Stated task: Repeat the data that follows, word for word, without the images.

Material:
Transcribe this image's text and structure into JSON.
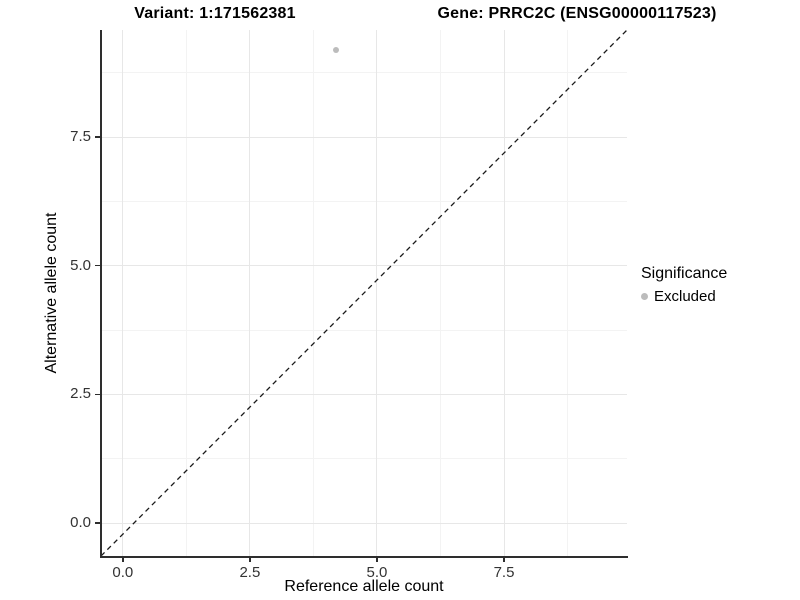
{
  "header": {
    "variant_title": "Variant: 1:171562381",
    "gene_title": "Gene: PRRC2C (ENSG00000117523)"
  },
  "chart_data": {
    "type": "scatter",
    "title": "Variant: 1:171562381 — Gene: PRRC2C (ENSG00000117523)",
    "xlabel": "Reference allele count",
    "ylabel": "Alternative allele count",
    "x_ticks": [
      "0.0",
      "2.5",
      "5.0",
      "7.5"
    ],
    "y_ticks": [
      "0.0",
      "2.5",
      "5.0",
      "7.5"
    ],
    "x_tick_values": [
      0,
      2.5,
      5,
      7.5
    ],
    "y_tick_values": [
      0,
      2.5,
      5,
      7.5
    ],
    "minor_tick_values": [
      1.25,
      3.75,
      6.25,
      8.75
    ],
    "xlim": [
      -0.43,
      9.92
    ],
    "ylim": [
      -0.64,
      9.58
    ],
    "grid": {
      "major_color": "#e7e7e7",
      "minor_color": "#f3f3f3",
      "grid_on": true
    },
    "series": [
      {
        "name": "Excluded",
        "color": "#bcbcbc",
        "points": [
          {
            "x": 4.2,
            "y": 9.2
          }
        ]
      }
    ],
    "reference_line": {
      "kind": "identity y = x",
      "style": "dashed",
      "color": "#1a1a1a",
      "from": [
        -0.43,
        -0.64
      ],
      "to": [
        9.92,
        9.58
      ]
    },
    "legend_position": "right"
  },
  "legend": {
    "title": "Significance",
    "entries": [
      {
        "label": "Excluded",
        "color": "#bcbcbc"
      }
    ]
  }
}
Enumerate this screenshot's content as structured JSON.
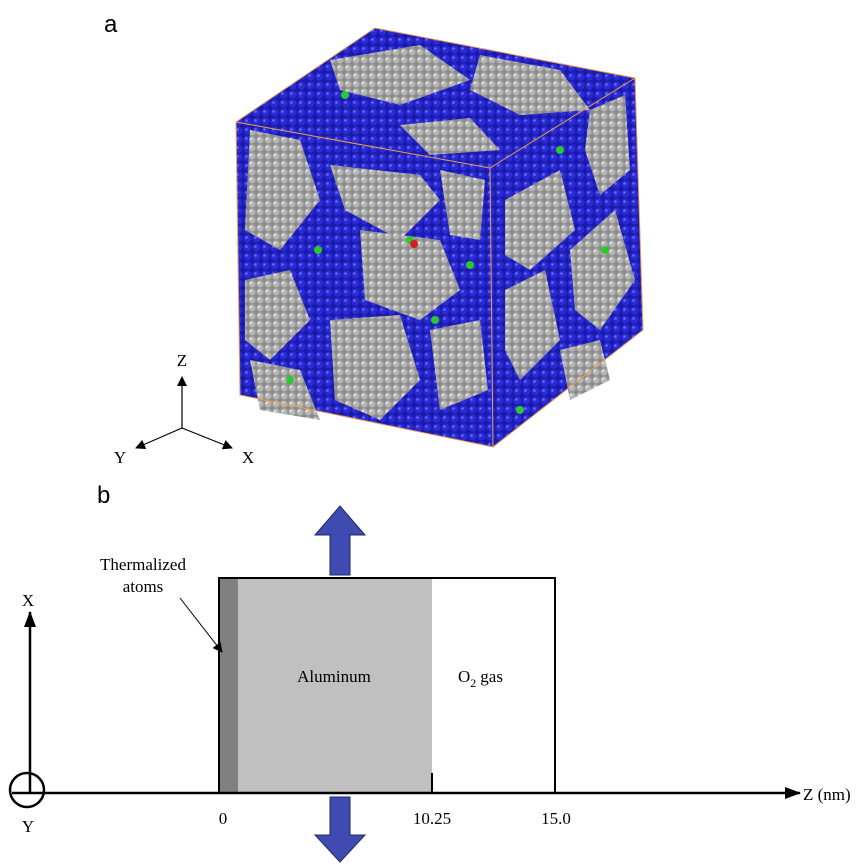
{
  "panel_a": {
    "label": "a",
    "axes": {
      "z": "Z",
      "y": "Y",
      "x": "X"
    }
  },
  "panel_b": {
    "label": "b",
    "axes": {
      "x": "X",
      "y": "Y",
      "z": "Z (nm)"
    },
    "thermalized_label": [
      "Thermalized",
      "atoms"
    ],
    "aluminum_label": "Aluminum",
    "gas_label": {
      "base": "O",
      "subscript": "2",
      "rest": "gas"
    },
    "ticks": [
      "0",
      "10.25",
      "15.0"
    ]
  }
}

Solution to the exercise:
Transcribe this image's text and structure into JSON.
{
  "header": {
    "variant_title": "Variant: 1:171562381",
    "gene_title": "Gene: PRRC2C (ENSG00000117523)"
  },
  "chart_data": {
    "type": "scatter",
    "title": "Variant: 1:171562381 — Gene: PRRC2C (ENSG00000117523)",
    "xlabel": "Reference allele count",
    "ylabel": "Alternative allele count",
    "x_ticks": [
      "0.0",
      "2.5",
      "5.0",
      "7.5"
    ],
    "y_ticks": [
      "0.0",
      "2.5",
      "5.0",
      "7.5"
    ],
    "x_tick_values": [
      0,
      2.5,
      5,
      7.5
    ],
    "y_tick_values": [
      0,
      2.5,
      5,
      7.5
    ],
    "minor_tick_values": [
      1.25,
      3.75,
      6.25,
      8.75
    ],
    "xlim": [
      -0.43,
      9.92
    ],
    "ylim": [
      -0.64,
      9.58
    ],
    "grid": {
      "major_color": "#e7e7e7",
      "minor_color": "#f3f3f3",
      "grid_on": true
    },
    "series": [
      {
        "name": "Excluded",
        "color": "#bcbcbc",
        "points": [
          {
            "x": 4.2,
            "y": 9.2
          }
        ]
      }
    ],
    "reference_line": {
      "kind": "identity y = x",
      "style": "dashed",
      "color": "#1a1a1a",
      "from": [
        -0.43,
        -0.64
      ],
      "to": [
        9.92,
        9.58
      ]
    },
    "legend_position": "right"
  },
  "legend": {
    "title": "Significance",
    "entries": [
      {
        "label": "Excluded",
        "color": "#bcbcbc"
      }
    ]
  }
}
Enumerate this screenshot's content as structured JSON.
{
  "panel_a": {
    "label": "a",
    "axes": {
      "z": "Z",
      "y": "Y",
      "x": "X"
    }
  },
  "panel_b": {
    "label": "b",
    "axes": {
      "x": "X",
      "y": "Y",
      "z": "Z (nm)"
    },
    "thermalized_label": [
      "Thermalized",
      "atoms"
    ],
    "aluminum_label": "Aluminum",
    "gas_label": {
      "base": "O",
      "subscript": "2",
      "rest": "gas"
    },
    "ticks": [
      "0",
      "10.25",
      "15.0"
    ]
  }
}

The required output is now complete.